— Start Exercise input —

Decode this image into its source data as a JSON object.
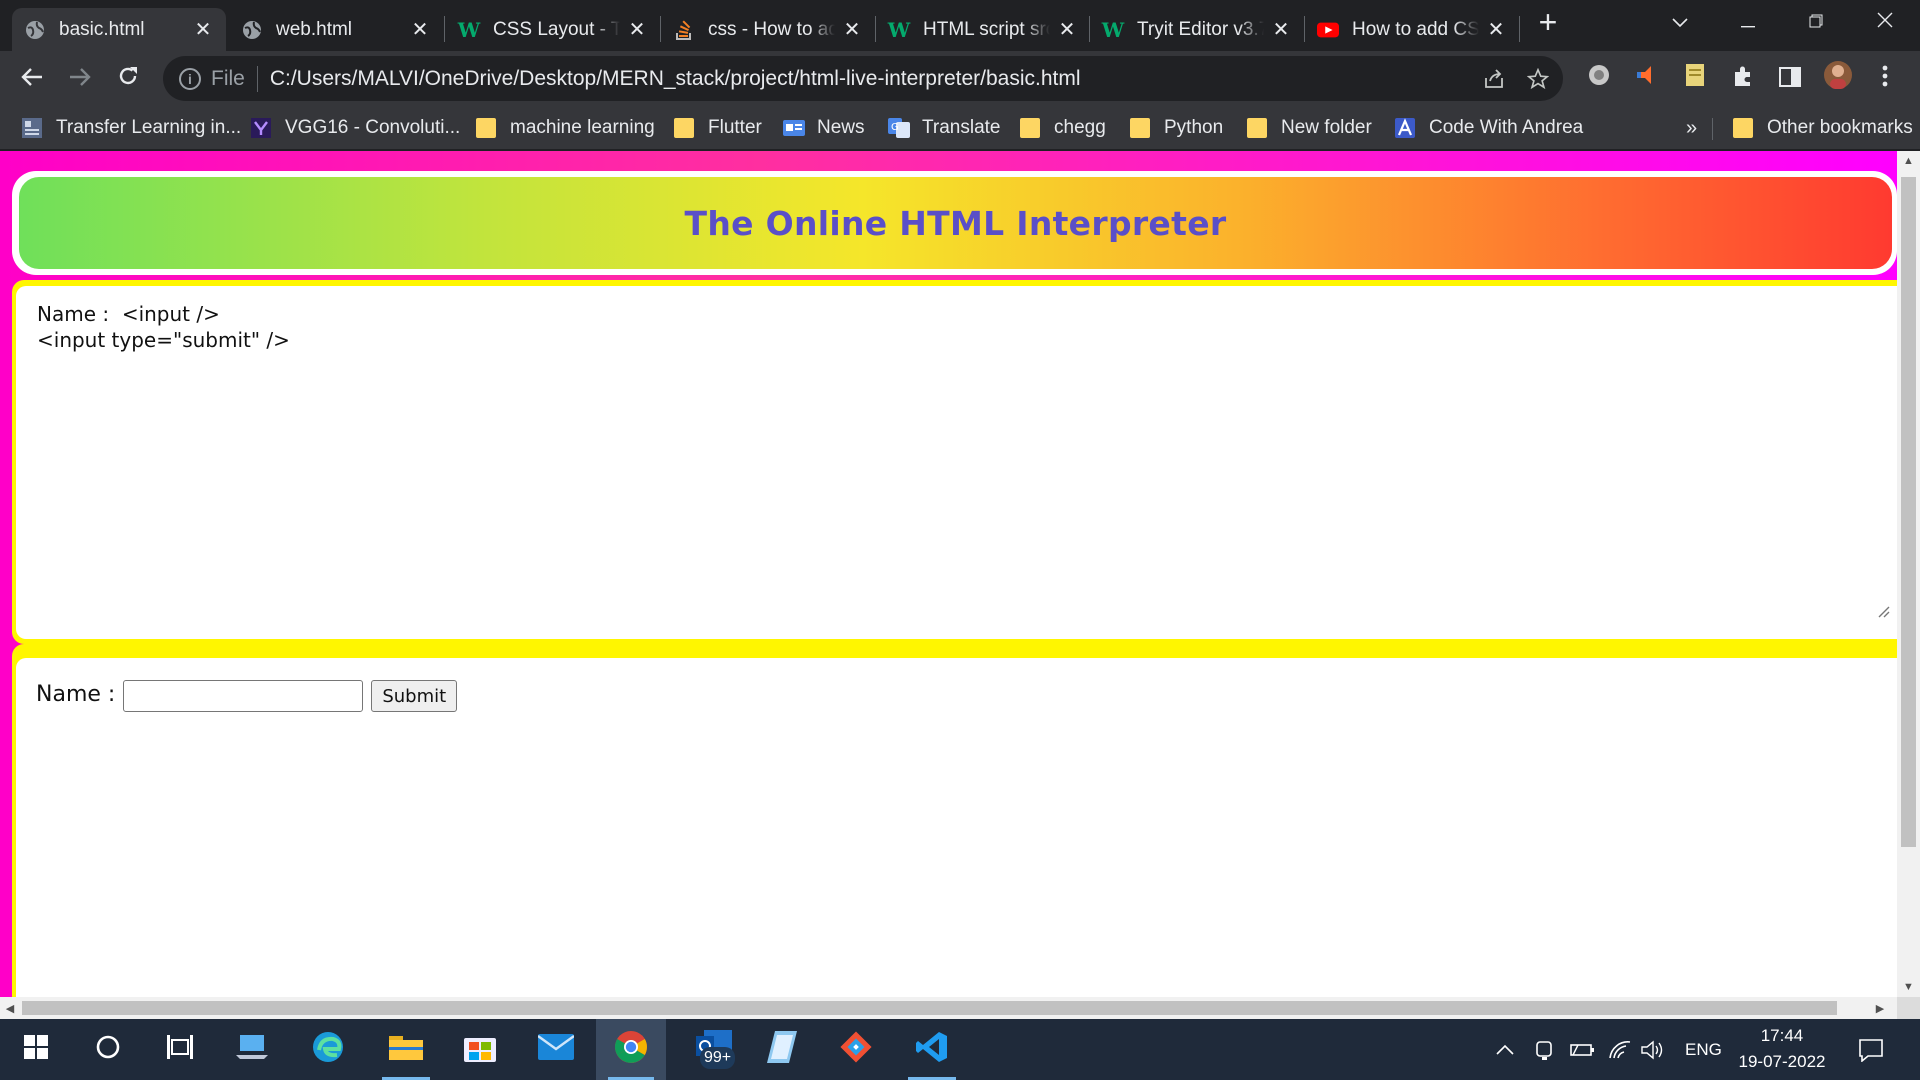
{
  "browser": {
    "tabs": [
      {
        "title": "basic.html",
        "icon": "globe-icon",
        "active": true
      },
      {
        "title": "web.html",
        "icon": "globe-icon",
        "active": false
      },
      {
        "title": "CSS Layout - The",
        "icon": "w3schools-icon",
        "active": false
      },
      {
        "title": "css - How to add",
        "icon": "stackoverflow-icon",
        "active": false
      },
      {
        "title": "HTML script src",
        "icon": "w3schools-icon",
        "active": false
      },
      {
        "title": "Tryit Editor v3.7",
        "icon": "w3schools-icon",
        "active": false
      },
      {
        "title": "How to add CSS",
        "icon": "youtube-icon",
        "active": false
      }
    ],
    "new_tab_symbol": "+",
    "close_symbol": "✕",
    "address": {
      "scheme_label": "File",
      "url": "C:/Users/MALVI/OneDrive/Desktop/MERN_stack/project/html-live-interpreter/basic.html"
    },
    "bookmarks": [
      {
        "label": "Transfer Learning in...",
        "icon": "page-icon"
      },
      {
        "label": "VGG16 - Convoluti...",
        "icon": "vgg-icon"
      },
      {
        "label": "machine learning",
        "icon": "folder-icon"
      },
      {
        "label": "Flutter",
        "icon": "folder-icon"
      },
      {
        "label": "News",
        "icon": "google-news-icon"
      },
      {
        "label": "Translate",
        "icon": "google-translate-icon"
      },
      {
        "label": "chegg",
        "icon": "folder-icon"
      },
      {
        "label": "Python",
        "icon": "folder-icon"
      },
      {
        "label": "New folder",
        "icon": "folder-icon"
      },
      {
        "label": "Code With Andrea",
        "icon": "andrea-icon"
      }
    ],
    "bookmarks_overflow": "»",
    "other_bookmarks": "Other bookmarks"
  },
  "page": {
    "title": "The Online HTML Interpreter",
    "editor_code": "Name :  <input />\n<input type=\"submit\" />",
    "output": {
      "label": "Name :",
      "input_value": "",
      "submit_label": "Submit"
    }
  },
  "taskbar": {
    "apps": [
      {
        "name": "start-button",
        "icon": "windows-icon"
      },
      {
        "name": "search-button",
        "icon": "cortana-circle-icon"
      },
      {
        "name": "task-view-button",
        "icon": "task-view-icon"
      },
      {
        "name": "app-laptop",
        "icon": "laptop-icon"
      },
      {
        "name": "app-edge",
        "icon": "edge-icon"
      },
      {
        "name": "app-file-explorer",
        "icon": "folder-icon"
      },
      {
        "name": "app-store",
        "icon": "store-icon"
      },
      {
        "name": "app-mail",
        "icon": "mail-icon"
      },
      {
        "name": "app-chrome",
        "icon": "chrome-icon"
      },
      {
        "name": "app-outlook",
        "icon": "outlook-icon"
      },
      {
        "name": "app-notepad",
        "icon": "notepad-icon"
      },
      {
        "name": "app-git",
        "icon": "git-icon"
      },
      {
        "name": "app-vscode",
        "icon": "vscode-icon"
      }
    ],
    "badge": "99+",
    "language": "ENG",
    "time": "17:44",
    "date": "19-07-2022"
  },
  "colors": {
    "browser_dark": "#202124",
    "toolbar": "#35363a",
    "page_border": "#ff00c8",
    "editor_border": "#fff600",
    "title_text": "#5a4fc8",
    "taskbar": "#1f2a3a"
  }
}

— End Exercise input —

- _Stated goal_
Find how many lines include the string "google" and report that number alone.

- _Written solution_
2